### Task to complete:
Track down each line that has the word "Confirm" and copy it.

### Given information:
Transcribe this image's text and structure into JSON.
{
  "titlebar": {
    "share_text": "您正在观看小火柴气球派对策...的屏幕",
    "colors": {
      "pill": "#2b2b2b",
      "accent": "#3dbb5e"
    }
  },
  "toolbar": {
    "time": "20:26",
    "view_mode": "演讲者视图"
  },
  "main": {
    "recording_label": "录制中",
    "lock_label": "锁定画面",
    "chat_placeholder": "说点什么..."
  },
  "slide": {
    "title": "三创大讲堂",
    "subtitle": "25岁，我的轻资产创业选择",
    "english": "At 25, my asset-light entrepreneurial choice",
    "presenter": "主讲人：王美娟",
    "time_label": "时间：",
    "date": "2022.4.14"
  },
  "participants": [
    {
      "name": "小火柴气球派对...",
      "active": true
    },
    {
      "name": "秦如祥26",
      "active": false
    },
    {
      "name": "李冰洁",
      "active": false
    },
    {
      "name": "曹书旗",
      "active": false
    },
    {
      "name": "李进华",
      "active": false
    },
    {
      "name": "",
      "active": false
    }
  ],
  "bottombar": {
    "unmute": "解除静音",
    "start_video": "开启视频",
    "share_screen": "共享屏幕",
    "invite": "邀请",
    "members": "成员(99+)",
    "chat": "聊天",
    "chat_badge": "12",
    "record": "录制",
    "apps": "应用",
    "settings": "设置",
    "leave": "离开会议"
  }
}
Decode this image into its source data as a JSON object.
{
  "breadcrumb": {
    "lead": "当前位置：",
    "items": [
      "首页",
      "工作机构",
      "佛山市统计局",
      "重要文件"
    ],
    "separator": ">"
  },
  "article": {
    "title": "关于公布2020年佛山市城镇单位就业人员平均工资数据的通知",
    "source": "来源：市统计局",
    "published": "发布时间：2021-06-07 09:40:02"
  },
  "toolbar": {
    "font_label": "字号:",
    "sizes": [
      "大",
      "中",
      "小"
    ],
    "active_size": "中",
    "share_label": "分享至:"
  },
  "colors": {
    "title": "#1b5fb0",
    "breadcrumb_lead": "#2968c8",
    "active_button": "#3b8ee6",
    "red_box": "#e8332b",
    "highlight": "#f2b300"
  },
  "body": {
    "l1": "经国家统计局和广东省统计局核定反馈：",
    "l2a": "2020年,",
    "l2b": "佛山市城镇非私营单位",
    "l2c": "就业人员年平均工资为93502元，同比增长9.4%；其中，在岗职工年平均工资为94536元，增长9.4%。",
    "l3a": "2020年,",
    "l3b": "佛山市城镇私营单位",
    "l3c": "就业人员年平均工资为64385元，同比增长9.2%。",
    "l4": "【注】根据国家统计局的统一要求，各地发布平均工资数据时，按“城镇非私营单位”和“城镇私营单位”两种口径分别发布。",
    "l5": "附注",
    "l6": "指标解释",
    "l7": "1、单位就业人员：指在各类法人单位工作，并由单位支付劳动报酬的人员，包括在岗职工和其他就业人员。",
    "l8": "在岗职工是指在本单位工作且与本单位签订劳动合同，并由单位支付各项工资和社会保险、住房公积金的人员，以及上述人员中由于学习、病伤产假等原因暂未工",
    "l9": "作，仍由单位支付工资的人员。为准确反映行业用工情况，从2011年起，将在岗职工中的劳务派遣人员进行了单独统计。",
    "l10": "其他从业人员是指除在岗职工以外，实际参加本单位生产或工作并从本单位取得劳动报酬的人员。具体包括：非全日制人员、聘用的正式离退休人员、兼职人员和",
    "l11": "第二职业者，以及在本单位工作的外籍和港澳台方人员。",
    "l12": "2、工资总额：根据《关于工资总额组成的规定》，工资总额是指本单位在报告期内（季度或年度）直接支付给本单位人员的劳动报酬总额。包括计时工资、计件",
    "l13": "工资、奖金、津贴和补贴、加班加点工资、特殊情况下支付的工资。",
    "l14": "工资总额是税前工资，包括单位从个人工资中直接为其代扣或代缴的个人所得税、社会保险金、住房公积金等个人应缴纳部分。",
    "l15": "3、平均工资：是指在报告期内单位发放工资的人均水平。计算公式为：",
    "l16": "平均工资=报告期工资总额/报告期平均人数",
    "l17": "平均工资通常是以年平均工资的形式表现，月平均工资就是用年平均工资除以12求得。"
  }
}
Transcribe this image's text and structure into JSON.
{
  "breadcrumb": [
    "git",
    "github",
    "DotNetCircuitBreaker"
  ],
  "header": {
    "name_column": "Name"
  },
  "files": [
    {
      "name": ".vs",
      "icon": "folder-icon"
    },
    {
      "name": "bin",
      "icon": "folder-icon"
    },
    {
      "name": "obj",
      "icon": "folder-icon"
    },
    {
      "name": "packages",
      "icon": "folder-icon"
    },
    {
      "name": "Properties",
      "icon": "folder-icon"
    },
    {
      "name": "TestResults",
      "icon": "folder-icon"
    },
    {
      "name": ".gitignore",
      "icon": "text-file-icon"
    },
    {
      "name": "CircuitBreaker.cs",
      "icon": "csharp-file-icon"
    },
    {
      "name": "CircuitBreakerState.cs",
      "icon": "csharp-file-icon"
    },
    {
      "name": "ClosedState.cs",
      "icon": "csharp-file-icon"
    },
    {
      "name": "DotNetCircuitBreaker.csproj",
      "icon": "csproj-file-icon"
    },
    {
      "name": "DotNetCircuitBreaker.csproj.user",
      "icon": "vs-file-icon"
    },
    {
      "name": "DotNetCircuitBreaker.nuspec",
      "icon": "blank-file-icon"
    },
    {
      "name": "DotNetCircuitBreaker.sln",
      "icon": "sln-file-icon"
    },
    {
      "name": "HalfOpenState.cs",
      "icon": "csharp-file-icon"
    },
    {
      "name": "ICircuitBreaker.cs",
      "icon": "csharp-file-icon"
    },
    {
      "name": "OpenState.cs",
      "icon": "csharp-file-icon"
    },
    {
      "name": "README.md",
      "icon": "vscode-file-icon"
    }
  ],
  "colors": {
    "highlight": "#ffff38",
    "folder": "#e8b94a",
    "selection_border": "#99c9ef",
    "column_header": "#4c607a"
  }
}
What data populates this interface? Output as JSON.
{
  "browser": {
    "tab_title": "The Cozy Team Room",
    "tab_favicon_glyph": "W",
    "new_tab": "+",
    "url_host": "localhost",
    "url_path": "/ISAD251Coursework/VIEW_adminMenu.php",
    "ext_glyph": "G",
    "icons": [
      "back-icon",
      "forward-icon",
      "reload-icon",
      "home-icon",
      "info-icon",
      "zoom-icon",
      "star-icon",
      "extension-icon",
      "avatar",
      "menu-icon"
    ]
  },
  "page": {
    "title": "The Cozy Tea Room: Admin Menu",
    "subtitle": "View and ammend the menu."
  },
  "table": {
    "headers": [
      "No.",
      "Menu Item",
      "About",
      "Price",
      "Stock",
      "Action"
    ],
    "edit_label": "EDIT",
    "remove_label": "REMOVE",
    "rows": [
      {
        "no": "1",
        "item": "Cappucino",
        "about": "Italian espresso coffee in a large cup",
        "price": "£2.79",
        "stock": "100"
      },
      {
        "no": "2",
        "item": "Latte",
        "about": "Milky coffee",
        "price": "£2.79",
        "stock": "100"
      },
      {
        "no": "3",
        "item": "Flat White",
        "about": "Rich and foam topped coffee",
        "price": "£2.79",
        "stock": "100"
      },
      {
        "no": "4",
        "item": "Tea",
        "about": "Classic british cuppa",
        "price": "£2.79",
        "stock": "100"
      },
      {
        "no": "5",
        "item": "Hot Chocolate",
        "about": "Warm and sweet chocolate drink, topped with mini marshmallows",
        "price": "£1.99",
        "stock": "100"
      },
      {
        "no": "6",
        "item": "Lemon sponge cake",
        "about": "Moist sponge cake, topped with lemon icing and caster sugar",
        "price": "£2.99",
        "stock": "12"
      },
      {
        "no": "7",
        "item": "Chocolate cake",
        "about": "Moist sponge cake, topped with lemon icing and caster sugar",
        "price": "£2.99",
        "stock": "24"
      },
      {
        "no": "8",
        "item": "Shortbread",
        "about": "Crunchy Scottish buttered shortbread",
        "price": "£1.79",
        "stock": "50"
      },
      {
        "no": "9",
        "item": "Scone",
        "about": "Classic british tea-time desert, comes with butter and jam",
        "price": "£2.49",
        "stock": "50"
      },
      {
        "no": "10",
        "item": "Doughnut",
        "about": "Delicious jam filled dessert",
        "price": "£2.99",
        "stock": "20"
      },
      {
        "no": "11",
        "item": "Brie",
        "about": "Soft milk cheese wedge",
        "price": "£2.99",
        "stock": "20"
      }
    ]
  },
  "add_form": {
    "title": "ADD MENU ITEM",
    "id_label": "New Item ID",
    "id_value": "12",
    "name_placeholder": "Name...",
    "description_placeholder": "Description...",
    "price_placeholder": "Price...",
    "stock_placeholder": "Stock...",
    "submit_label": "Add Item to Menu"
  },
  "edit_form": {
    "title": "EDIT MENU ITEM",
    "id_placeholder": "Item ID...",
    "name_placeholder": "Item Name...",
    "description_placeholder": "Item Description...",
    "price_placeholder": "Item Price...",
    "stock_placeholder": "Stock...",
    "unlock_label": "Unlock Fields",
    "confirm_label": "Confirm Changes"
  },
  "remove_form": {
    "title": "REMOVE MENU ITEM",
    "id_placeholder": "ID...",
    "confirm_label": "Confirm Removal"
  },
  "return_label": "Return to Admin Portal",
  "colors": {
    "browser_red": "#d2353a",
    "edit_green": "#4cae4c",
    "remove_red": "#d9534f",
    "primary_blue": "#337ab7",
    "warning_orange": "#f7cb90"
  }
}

### Response:
    "confirm_label": "Confirm Changes"
    "confirm_label": "Confirm Removal"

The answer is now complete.